§ INSTRUCTION: Every record should be copied exactly, except that pictures are to be omitted.

(Data tied to figure images)
::::
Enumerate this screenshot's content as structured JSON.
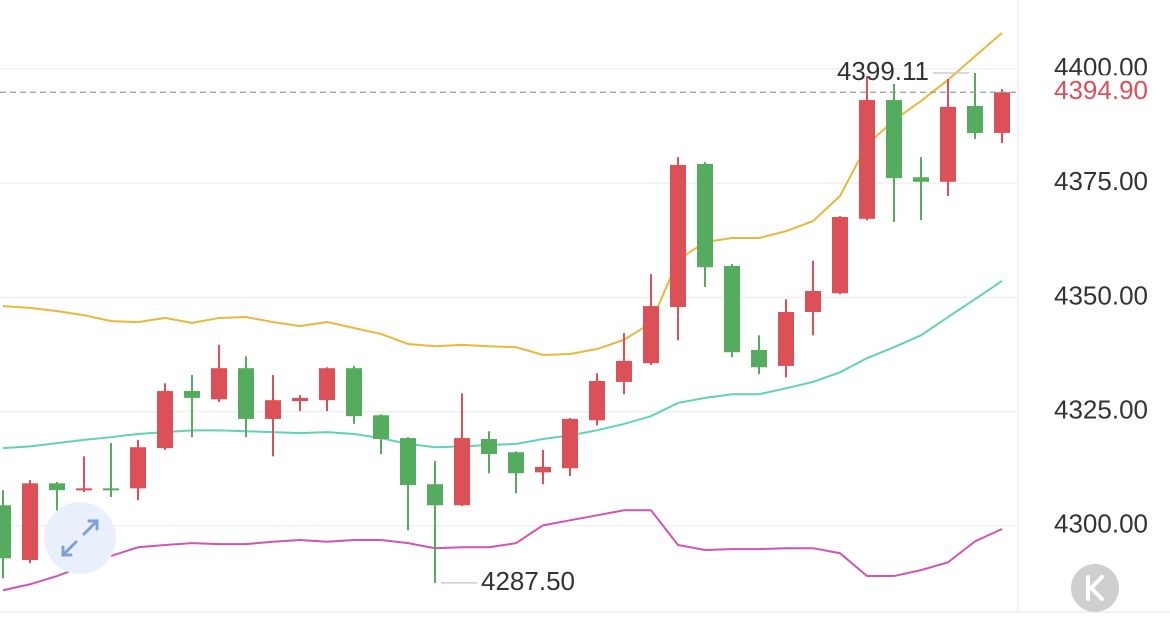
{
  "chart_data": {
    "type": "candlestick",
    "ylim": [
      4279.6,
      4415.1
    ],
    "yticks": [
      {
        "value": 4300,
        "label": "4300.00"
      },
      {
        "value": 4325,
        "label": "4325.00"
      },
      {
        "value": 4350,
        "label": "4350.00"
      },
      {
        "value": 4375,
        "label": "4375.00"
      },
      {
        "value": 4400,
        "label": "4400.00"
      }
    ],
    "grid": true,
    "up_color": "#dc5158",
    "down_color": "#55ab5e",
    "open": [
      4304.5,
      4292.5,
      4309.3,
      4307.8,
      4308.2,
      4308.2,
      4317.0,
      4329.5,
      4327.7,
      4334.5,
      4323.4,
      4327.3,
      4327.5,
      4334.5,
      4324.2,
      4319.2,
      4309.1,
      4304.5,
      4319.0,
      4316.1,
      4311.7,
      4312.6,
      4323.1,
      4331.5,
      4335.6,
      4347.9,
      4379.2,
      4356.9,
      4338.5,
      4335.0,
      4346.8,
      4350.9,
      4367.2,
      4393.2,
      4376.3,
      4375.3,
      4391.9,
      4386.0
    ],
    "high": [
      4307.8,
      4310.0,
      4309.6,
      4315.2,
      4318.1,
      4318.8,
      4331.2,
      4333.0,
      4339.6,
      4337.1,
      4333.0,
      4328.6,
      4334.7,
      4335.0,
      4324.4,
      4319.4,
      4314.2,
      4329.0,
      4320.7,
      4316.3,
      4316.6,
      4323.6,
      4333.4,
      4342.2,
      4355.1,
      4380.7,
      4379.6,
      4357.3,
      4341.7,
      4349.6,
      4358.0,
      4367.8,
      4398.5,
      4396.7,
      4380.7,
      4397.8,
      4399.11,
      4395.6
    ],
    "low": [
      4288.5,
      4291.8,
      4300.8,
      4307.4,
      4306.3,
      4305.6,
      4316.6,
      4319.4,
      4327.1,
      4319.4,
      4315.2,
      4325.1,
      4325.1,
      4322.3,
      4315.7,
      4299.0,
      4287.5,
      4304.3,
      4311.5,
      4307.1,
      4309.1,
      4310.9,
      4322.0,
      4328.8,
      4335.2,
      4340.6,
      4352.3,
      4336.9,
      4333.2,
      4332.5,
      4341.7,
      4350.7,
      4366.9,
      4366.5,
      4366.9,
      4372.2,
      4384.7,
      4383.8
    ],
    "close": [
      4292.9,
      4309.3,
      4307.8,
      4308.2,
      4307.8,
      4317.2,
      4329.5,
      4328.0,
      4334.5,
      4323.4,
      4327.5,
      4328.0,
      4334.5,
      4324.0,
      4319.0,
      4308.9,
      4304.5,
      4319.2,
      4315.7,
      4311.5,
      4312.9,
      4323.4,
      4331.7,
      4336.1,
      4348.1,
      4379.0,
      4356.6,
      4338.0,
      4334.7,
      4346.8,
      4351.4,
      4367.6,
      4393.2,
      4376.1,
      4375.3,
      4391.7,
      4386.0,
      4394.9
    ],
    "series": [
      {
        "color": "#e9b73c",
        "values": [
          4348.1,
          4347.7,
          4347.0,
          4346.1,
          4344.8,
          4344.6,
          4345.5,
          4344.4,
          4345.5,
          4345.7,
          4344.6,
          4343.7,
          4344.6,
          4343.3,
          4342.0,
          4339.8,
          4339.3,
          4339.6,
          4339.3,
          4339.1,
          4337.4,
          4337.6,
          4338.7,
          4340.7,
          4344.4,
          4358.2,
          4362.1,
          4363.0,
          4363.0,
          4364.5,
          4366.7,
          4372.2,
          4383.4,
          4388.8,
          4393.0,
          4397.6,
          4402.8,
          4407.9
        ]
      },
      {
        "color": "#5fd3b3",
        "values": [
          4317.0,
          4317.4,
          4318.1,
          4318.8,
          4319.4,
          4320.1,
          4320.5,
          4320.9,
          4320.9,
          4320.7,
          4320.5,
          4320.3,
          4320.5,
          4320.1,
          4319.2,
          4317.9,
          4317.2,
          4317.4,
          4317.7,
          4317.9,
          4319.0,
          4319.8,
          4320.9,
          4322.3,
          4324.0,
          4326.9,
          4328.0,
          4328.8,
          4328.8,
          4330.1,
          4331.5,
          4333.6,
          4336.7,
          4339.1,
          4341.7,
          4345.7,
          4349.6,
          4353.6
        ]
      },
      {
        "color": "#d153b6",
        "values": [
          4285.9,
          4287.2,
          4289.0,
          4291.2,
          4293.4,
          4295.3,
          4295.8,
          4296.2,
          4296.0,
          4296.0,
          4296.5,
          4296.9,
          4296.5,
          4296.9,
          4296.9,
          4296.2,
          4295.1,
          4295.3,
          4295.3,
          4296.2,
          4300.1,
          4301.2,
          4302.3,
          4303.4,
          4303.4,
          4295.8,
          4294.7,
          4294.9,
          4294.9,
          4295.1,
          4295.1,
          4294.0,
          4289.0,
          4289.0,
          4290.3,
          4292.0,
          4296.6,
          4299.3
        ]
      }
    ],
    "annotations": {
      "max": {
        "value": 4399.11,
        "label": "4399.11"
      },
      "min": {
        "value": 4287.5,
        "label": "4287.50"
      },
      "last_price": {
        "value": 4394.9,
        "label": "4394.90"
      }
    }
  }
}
::::
§ ANSWER TO THIS EXERCISE:
Enumerate this screenshot's content as structured JSON.
{
  "chart_data": {
    "type": "candlestick",
    "ylim": [
      4279.6,
      4415.1
    ],
    "yticks": [
      {
        "value": 4300,
        "label": "4300.00"
      },
      {
        "value": 4325,
        "label": "4325.00"
      },
      {
        "value": 4350,
        "label": "4350.00"
      },
      {
        "value": 4375,
        "label": "4375.00"
      },
      {
        "value": 4400,
        "label": "4400.00"
      }
    ],
    "grid": true,
    "up_color": "#dc5158",
    "down_color": "#55ab5e",
    "open": [
      4304.5,
      4292.5,
      4309.3,
      4307.8,
      4308.2,
      4308.2,
      4317.0,
      4329.5,
      4327.7,
      4334.5,
      4323.4,
      4327.3,
      4327.5,
      4334.5,
      4324.2,
      4319.2,
      4309.1,
      4304.5,
      4319.0,
      4316.1,
      4311.7,
      4312.6,
      4323.1,
      4331.5,
      4335.6,
      4347.9,
      4379.2,
      4356.9,
      4338.5,
      4335.0,
      4346.8,
      4350.9,
      4367.2,
      4393.2,
      4376.3,
      4375.3,
      4391.9,
      4386.0
    ],
    "high": [
      4307.8,
      4310.0,
      4309.6,
      4315.2,
      4318.1,
      4318.8,
      4331.2,
      4333.0,
      4339.6,
      4337.1,
      4333.0,
      4328.6,
      4334.7,
      4335.0,
      4324.4,
      4319.4,
      4314.2,
      4329.0,
      4320.7,
      4316.3,
      4316.6,
      4323.6,
      4333.4,
      4342.2,
      4355.1,
      4380.7,
      4379.6,
      4357.3,
      4341.7,
      4349.6,
      4358.0,
      4367.8,
      4398.5,
      4396.7,
      4380.7,
      4397.8,
      4399.11,
      4395.6
    ],
    "low": [
      4288.5,
      4291.8,
      4300.8,
      4307.4,
      4306.3,
      4305.6,
      4316.6,
      4319.4,
      4327.1,
      4319.4,
      4315.2,
      4325.1,
      4325.1,
      4322.3,
      4315.7,
      4299.0,
      4287.5,
      4304.3,
      4311.5,
      4307.1,
      4309.1,
      4310.9,
      4322.0,
      4328.8,
      4335.2,
      4340.6,
      4352.3,
      4336.9,
      4333.2,
      4332.5,
      4341.7,
      4350.7,
      4366.9,
      4366.5,
      4366.9,
      4372.2,
      4384.7,
      4383.8
    ],
    "close": [
      4292.9,
      4309.3,
      4307.8,
      4308.2,
      4307.8,
      4317.2,
      4329.5,
      4328.0,
      4334.5,
      4323.4,
      4327.5,
      4328.0,
      4334.5,
      4324.0,
      4319.0,
      4308.9,
      4304.5,
      4319.2,
      4315.7,
      4311.5,
      4312.9,
      4323.4,
      4331.7,
      4336.1,
      4348.1,
      4379.0,
      4356.6,
      4338.0,
      4334.7,
      4346.8,
      4351.4,
      4367.6,
      4393.2,
      4376.1,
      4375.3,
      4391.7,
      4386.0,
      4394.9
    ],
    "series": [
      {
        "color": "#e9b73c",
        "values": [
          4348.1,
          4347.7,
          4347.0,
          4346.1,
          4344.8,
          4344.6,
          4345.5,
          4344.4,
          4345.5,
          4345.7,
          4344.6,
          4343.7,
          4344.6,
          4343.3,
          4342.0,
          4339.8,
          4339.3,
          4339.6,
          4339.3,
          4339.1,
          4337.4,
          4337.6,
          4338.7,
          4340.7,
          4344.4,
          4358.2,
          4362.1,
          4363.0,
          4363.0,
          4364.5,
          4366.7,
          4372.2,
          4383.4,
          4388.8,
          4393.0,
          4397.6,
          4402.8,
          4407.9
        ]
      },
      {
        "color": "#5fd3b3",
        "values": [
          4317.0,
          4317.4,
          4318.1,
          4318.8,
          4319.4,
          4320.1,
          4320.5,
          4320.9,
          4320.9,
          4320.7,
          4320.5,
          4320.3,
          4320.5,
          4320.1,
          4319.2,
          4317.9,
          4317.2,
          4317.4,
          4317.7,
          4317.9,
          4319.0,
          4319.8,
          4320.9,
          4322.3,
          4324.0,
          4326.9,
          4328.0,
          4328.8,
          4328.8,
          4330.1,
          4331.5,
          4333.6,
          4336.7,
          4339.1,
          4341.7,
          4345.7,
          4349.6,
          4353.6
        ]
      },
      {
        "color": "#d153b6",
        "values": [
          4285.9,
          4287.2,
          4289.0,
          4291.2,
          4293.4,
          4295.3,
          4295.8,
          4296.2,
          4296.0,
          4296.0,
          4296.5,
          4296.9,
          4296.5,
          4296.9,
          4296.9,
          4296.2,
          4295.1,
          4295.3,
          4295.3,
          4296.2,
          4300.1,
          4301.2,
          4302.3,
          4303.4,
          4303.4,
          4295.8,
          4294.7,
          4294.9,
          4294.9,
          4295.1,
          4295.1,
          4294.0,
          4289.0,
          4289.0,
          4290.3,
          4292.0,
          4296.6,
          4299.3
        ]
      }
    ],
    "annotations": {
      "max": {
        "value": 4399.11,
        "label": "4399.11"
      },
      "min": {
        "value": 4287.5,
        "label": "4287.50"
      },
      "last_price": {
        "value": 4394.9,
        "label": "4394.90"
      }
    }
  }
}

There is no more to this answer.